• Goal of the exercise: Which lines hold the word "this"? Copy each of them.

• Data section:
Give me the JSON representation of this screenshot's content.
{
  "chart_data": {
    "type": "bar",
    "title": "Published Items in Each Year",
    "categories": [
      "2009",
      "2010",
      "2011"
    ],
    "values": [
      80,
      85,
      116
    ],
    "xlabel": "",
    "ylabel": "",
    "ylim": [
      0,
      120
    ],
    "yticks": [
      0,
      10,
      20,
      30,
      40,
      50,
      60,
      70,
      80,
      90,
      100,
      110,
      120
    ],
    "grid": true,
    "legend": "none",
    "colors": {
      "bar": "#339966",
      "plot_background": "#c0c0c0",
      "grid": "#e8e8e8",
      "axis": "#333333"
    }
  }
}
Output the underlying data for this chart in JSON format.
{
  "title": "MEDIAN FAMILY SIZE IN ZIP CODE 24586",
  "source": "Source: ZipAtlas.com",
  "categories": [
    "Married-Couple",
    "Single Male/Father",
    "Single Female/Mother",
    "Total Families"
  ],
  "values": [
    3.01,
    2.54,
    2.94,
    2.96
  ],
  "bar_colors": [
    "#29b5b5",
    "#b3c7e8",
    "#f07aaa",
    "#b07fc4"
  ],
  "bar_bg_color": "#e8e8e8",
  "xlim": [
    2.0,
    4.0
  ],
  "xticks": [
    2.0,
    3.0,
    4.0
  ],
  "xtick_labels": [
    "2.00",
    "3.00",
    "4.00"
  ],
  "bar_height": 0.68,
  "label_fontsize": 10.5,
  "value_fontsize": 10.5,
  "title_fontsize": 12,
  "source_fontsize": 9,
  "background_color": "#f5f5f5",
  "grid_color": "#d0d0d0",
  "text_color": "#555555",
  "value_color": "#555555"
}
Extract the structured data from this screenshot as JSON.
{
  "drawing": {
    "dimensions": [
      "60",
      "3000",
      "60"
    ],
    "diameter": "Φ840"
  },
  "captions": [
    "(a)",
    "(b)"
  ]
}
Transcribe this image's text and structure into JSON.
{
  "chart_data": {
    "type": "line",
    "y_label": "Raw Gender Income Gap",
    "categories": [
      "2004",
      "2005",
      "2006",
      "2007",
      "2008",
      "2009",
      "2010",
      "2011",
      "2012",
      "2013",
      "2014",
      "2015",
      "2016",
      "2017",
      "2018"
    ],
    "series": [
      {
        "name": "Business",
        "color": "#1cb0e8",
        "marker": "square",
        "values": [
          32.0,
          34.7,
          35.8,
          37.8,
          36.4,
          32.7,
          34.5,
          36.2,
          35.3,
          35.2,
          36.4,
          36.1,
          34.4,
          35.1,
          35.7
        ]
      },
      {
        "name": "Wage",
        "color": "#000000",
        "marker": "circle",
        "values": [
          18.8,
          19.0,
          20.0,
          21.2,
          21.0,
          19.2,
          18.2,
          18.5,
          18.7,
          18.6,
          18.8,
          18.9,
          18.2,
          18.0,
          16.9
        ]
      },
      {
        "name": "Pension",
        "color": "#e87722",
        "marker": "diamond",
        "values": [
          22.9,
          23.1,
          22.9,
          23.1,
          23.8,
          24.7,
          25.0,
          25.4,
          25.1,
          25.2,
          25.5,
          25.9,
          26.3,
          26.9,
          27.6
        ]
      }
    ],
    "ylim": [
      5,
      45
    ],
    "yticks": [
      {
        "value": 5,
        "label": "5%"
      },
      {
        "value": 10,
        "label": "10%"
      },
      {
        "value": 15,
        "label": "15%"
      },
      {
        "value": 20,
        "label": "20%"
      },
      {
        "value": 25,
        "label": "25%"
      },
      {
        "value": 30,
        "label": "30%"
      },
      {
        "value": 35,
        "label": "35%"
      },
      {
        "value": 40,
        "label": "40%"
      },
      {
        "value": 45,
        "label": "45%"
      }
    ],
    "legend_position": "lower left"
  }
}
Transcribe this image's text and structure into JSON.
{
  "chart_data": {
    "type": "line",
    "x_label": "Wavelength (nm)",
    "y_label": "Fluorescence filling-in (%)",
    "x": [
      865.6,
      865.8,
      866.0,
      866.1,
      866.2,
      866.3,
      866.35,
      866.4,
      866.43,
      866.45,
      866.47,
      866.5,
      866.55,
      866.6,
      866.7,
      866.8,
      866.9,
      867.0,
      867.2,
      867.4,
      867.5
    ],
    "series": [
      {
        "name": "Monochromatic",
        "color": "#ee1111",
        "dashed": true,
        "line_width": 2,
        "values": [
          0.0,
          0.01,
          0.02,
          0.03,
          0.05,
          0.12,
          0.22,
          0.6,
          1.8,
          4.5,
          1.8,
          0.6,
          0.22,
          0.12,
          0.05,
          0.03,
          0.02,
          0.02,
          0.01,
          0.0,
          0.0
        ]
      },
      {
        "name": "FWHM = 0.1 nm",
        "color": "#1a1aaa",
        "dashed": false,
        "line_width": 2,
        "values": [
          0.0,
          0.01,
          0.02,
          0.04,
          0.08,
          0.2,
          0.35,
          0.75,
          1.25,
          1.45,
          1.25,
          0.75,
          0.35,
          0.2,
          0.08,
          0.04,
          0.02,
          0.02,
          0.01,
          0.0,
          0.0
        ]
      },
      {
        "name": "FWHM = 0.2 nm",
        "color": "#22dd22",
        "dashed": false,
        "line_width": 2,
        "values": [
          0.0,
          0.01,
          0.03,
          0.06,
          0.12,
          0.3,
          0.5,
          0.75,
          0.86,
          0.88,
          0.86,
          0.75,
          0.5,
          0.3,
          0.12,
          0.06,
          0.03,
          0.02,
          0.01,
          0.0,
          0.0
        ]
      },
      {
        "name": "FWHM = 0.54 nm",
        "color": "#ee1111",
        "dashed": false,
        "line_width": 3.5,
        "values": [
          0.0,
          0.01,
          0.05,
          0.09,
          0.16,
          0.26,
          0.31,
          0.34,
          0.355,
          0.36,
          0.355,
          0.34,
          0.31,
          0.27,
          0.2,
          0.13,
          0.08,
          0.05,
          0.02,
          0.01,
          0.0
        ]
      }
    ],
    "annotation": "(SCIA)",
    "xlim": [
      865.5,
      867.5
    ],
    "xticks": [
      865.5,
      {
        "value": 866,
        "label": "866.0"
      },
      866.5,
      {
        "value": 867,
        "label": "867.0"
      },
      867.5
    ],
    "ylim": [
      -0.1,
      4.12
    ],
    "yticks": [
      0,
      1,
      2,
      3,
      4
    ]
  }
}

• Written solution:
Give me the JSON representation of this screenshot's content.
Output the underlying data for this chart in JSON format.
Extract the structured data from this screenshot as JSON.
Transcribe this image's text and structure into JSON.
Transcribe this image's text and structure into JSON.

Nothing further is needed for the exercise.